## Task prompt:
Exactly repeat the material, dropping every picture from the copy.

## Supplied information:
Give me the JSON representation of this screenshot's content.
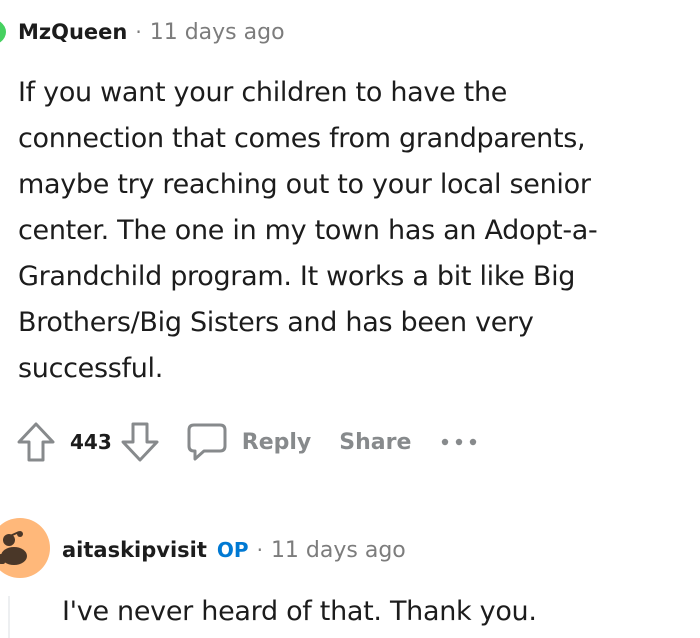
{
  "comments": [
    {
      "author": "MzQueen",
      "separator": "·",
      "timestamp": "11 days ago",
      "body_lines": [
        "If you want your children to have the",
        "connection that comes from grandparents,",
        "maybe try reaching out to your local senior",
        "center. The one in my town has an Adopt-a-",
        "Grandchild program. It works a bit like Big",
        "Brothers/Big Sisters and has been very",
        "successful."
      ],
      "vote_count": "443",
      "actions": {
        "reply_label": "Reply",
        "share_label": "Share",
        "more_label": "more options"
      },
      "avatar_icon": "user-avatar-icon",
      "avatar_color": "#46d160"
    },
    {
      "author": "aitaskipvisit",
      "badge": "OP",
      "separator": "·",
      "timestamp": "11 days ago",
      "body": "I've never heard of that. Thank you.",
      "avatar_icon": "snoo-avatar-icon",
      "avatar_color": "#ffb87a"
    }
  ],
  "colors": {
    "text_primary": "#1c1c1c",
    "text_muted": "#7c7c7c",
    "action_gray": "#878a8c",
    "op_blue": "#0079d3"
  }
}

## Answer to this exercise:
Give me the JSON representation of this screenshot's content.
{
  "comments": [
    {
      "author": "MzQueen",
      "separator": "·",
      "timestamp": "11 days ago",
      "body_lines": [
        "If you want your children to have the",
        "connection that comes from grandparents,",
        "maybe try reaching out to your local senior",
        "center. The one in my town has an Adopt-a-",
        "Grandchild program. It works a bit like Big",
        "Brothers/Big Sisters and has been very",
        "successful."
      ],
      "vote_count": "443",
      "actions": {
        "reply_label": "Reply",
        "share_label": "Share",
        "more_label": "more options"
      },
      "avatar_icon": "user-avatar-icon",
      "avatar_color": "#46d160"
    },
    {
      "author": "aitaskipvisit",
      "badge": "OP",
      "separator": "·",
      "timestamp": "11 days ago",
      "body": "I've never heard of that. Thank you.",
      "avatar_icon": "snoo-avatar-icon",
      "avatar_color": "#ffb87a"
    }
  ],
  "colors": {
    "text_primary": "#1c1c1c",
    "text_muted": "#7c7c7c",
    "action_gray": "#878a8c",
    "op_blue": "#0079d3"
  }
}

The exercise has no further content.